▸ **Exercise brief**
Where a line contains the string "مبالغ", copy that line.

▸ **Source records**

· · · · · · ·

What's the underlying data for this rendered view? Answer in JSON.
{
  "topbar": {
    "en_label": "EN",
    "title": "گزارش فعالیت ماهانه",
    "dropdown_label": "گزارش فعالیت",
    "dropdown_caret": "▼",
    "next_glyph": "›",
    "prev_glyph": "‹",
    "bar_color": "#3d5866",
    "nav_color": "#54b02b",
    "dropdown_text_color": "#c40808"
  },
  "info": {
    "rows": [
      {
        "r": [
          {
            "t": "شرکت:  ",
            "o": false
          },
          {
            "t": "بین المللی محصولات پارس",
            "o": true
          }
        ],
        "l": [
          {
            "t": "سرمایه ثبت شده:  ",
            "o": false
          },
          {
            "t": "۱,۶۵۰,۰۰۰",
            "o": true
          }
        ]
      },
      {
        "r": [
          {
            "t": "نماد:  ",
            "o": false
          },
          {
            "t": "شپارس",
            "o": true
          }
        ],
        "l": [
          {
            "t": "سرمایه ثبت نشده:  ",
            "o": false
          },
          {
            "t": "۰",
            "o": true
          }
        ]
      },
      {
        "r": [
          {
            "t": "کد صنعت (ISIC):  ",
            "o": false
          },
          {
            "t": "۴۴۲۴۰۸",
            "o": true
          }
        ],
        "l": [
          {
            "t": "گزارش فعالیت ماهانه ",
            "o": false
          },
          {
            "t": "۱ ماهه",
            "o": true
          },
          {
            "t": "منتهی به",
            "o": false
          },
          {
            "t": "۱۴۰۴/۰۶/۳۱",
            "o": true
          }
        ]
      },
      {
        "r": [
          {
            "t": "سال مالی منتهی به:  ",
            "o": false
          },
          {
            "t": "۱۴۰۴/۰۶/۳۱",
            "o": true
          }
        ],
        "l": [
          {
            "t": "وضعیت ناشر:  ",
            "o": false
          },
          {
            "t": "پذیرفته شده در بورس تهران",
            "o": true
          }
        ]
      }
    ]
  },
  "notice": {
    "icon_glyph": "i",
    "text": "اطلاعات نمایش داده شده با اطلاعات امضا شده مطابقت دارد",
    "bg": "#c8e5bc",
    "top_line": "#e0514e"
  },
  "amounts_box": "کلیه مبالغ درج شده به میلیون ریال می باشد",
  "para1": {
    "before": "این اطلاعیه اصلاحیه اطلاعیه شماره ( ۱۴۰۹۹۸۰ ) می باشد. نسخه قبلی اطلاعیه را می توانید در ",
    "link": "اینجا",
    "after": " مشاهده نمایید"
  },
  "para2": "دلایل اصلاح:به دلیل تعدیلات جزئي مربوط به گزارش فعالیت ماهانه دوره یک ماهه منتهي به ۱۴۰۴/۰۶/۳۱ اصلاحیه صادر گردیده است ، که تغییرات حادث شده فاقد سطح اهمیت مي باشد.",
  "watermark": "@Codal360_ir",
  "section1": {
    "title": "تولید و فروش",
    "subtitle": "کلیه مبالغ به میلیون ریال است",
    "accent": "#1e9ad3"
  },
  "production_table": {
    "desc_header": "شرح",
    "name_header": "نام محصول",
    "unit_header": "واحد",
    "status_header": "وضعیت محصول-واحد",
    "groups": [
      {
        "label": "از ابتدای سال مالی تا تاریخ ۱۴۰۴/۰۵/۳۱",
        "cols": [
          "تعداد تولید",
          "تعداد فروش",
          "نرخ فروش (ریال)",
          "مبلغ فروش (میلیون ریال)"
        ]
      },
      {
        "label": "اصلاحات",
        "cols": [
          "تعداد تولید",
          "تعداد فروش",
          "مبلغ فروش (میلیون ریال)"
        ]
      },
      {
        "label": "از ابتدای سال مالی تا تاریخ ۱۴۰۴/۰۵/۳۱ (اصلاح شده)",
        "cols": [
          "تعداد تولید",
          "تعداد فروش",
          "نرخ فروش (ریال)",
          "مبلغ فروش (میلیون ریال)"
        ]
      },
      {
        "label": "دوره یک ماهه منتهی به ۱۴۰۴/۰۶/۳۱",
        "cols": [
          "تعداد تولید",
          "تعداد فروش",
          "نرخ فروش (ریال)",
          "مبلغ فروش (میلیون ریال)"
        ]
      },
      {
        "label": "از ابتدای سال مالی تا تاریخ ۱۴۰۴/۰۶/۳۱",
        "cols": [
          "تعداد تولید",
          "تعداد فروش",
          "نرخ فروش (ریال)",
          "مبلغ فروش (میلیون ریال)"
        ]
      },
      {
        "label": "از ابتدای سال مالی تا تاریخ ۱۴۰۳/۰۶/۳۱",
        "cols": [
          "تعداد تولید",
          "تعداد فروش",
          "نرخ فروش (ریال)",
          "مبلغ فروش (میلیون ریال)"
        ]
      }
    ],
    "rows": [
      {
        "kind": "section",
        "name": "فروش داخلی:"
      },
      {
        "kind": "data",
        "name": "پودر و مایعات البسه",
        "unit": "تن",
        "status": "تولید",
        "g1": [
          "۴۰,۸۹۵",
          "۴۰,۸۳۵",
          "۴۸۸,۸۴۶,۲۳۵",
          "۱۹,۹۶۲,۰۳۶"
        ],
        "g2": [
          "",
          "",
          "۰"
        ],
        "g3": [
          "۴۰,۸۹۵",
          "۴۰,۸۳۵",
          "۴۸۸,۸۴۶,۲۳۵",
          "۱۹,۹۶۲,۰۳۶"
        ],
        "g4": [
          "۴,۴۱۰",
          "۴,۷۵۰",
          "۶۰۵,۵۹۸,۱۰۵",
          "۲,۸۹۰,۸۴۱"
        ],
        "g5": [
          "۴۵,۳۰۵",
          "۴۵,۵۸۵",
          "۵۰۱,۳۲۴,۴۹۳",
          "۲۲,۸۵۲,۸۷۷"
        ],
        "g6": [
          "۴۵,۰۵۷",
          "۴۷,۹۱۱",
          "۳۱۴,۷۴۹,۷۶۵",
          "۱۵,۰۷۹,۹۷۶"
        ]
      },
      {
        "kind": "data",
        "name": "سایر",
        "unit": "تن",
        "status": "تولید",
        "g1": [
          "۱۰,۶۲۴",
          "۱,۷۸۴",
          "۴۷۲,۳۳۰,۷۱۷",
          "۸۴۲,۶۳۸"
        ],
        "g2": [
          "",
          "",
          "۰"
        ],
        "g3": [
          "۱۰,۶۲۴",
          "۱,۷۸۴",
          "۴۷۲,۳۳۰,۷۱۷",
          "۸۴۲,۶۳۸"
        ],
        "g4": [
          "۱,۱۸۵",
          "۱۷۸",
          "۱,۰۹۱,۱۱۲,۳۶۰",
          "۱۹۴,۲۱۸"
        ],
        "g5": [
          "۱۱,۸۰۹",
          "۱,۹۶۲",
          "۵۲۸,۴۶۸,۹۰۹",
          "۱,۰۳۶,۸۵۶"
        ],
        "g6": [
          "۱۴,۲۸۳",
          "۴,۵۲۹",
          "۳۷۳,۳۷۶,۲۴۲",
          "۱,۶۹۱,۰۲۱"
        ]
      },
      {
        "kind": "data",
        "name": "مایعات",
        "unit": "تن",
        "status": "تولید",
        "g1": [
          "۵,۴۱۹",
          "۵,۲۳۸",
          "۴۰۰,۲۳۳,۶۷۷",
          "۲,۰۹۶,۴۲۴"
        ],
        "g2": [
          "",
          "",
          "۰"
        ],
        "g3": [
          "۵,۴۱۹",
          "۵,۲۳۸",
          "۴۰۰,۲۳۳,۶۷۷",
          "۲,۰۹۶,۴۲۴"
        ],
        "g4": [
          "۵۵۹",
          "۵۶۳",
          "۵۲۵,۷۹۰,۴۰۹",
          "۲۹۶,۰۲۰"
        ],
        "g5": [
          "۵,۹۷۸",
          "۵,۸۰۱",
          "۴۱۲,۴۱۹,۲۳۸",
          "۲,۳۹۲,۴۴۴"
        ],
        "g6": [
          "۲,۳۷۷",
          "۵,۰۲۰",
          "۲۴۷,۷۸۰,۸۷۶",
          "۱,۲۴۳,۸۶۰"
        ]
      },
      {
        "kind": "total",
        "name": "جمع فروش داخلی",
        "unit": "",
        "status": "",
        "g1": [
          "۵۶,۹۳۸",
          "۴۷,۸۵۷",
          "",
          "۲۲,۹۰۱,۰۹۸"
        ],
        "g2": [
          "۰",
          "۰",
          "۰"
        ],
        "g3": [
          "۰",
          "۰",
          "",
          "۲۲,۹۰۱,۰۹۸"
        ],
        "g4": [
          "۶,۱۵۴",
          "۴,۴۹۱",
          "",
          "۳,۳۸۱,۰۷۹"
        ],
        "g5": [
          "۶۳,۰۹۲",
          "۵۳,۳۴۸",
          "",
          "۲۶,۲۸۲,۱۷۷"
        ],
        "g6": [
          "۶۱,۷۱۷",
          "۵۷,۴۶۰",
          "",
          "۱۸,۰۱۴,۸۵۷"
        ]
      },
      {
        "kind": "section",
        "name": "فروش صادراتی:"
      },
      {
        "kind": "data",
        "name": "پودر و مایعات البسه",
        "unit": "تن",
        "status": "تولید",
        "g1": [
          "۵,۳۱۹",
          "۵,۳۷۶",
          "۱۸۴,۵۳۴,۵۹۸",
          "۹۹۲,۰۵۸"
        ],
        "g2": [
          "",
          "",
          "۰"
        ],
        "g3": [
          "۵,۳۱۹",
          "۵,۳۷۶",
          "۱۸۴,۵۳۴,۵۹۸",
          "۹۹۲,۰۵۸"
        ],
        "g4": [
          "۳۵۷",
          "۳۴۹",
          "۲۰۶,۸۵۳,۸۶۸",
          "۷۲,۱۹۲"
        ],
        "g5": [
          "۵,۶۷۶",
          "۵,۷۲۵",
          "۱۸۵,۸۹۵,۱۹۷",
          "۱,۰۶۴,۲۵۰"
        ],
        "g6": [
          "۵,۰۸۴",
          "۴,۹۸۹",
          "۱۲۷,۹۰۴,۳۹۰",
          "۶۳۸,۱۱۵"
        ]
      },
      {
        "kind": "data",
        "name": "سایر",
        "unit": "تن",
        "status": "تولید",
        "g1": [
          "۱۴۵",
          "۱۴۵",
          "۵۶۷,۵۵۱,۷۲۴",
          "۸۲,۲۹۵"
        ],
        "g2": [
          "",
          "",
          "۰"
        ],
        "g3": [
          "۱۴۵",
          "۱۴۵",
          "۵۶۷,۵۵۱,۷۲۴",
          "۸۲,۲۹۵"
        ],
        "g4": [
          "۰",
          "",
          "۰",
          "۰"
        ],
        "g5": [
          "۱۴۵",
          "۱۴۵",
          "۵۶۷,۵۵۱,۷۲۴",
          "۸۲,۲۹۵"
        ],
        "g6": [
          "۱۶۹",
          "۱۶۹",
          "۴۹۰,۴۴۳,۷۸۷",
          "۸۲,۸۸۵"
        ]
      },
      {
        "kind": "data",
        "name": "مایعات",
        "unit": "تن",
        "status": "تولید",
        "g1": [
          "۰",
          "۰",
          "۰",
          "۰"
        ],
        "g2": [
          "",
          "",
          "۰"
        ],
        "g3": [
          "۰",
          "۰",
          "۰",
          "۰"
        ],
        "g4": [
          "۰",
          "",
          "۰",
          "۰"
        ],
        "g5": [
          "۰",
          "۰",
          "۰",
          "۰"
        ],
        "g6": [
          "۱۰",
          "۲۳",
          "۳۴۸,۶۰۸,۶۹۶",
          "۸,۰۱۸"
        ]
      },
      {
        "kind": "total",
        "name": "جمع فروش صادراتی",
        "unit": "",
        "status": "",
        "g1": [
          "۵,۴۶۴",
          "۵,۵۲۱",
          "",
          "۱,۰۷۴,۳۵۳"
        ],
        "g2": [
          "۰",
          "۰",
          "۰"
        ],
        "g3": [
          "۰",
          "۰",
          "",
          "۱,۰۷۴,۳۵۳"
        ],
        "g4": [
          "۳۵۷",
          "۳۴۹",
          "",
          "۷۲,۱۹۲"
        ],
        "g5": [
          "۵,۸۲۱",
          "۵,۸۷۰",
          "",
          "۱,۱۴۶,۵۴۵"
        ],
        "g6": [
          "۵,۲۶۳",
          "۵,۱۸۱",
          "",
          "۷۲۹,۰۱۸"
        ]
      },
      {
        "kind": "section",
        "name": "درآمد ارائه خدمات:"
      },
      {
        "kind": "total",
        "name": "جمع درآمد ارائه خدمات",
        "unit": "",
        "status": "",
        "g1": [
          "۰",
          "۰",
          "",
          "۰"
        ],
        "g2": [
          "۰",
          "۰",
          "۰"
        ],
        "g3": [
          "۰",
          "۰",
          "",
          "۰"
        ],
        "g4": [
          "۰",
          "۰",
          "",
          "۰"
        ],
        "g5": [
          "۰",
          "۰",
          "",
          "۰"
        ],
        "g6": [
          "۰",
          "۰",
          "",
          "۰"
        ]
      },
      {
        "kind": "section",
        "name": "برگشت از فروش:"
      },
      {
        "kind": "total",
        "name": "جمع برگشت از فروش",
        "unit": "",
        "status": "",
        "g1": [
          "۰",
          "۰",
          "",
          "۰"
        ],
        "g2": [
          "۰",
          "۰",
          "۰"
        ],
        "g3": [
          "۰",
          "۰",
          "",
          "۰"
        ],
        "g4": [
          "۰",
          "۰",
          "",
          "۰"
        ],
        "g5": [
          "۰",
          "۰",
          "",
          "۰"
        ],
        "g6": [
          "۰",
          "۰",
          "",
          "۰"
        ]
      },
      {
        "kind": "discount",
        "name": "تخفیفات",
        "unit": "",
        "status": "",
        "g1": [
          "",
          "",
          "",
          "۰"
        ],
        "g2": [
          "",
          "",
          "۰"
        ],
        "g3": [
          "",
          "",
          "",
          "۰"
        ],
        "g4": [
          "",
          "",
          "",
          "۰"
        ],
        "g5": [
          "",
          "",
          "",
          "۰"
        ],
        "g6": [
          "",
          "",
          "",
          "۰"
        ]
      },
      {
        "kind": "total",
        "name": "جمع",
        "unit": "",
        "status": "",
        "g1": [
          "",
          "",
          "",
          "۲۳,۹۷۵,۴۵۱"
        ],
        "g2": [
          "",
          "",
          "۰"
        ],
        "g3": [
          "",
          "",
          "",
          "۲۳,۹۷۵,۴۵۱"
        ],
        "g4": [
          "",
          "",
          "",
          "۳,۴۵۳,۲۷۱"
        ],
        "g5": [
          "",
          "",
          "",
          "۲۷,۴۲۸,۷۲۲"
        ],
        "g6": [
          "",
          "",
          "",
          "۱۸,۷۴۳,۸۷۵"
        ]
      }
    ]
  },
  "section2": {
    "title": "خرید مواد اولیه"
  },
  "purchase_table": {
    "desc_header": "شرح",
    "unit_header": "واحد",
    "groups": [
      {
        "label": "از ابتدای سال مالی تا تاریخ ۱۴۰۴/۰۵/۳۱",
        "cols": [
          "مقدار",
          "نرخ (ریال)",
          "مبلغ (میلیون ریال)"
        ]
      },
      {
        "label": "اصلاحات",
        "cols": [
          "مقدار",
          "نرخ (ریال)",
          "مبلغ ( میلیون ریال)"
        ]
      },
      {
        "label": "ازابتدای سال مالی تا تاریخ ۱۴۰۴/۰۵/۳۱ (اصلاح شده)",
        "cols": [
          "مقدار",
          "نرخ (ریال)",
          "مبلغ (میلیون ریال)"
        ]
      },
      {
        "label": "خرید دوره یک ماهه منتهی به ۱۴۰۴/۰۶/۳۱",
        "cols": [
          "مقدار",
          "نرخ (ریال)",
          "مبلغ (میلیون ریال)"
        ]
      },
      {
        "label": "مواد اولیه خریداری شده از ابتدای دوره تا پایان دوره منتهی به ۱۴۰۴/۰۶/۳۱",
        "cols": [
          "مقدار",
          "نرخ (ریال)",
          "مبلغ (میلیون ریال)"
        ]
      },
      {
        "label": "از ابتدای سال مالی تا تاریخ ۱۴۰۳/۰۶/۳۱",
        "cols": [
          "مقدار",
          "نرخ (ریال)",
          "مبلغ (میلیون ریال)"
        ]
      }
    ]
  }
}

· · · · · · ·

▸ **Output of the exercise**
  "amounts_box": "کلیه مبالغ درج شده به میلیون ریال می باشد",
    "subtitle": "کلیه مبالغ به میلیون ریال است",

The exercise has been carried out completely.